# Exercise inputs
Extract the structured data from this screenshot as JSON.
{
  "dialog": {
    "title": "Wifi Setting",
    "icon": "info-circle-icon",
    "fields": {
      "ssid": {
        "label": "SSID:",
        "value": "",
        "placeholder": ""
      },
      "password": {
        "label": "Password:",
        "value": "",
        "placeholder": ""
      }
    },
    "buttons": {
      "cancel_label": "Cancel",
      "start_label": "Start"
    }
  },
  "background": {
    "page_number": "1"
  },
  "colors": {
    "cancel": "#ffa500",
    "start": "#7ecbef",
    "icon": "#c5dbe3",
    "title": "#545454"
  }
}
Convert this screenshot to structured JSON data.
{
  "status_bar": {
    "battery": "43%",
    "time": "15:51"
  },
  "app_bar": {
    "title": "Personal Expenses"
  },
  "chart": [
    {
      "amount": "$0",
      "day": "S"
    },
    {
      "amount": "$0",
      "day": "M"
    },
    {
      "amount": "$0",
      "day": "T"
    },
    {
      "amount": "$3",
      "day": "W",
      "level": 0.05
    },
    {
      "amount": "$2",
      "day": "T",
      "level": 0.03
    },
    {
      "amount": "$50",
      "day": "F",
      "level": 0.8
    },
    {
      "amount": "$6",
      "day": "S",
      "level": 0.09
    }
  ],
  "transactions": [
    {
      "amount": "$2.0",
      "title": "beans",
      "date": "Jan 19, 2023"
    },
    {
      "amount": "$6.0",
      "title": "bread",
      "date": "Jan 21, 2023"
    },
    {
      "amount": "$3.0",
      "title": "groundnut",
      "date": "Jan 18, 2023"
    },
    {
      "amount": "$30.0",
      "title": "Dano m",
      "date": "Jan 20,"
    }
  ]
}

# The exercise
Check every line for "title" and show the ones that have it.

# Full response
    "title": "Wifi Setting",
    "title": "#545454"
    "title": "Personal Expenses"
      "title": "beans",
      "title": "bread",
      "title": "groundnut",
      "title": "Dano m",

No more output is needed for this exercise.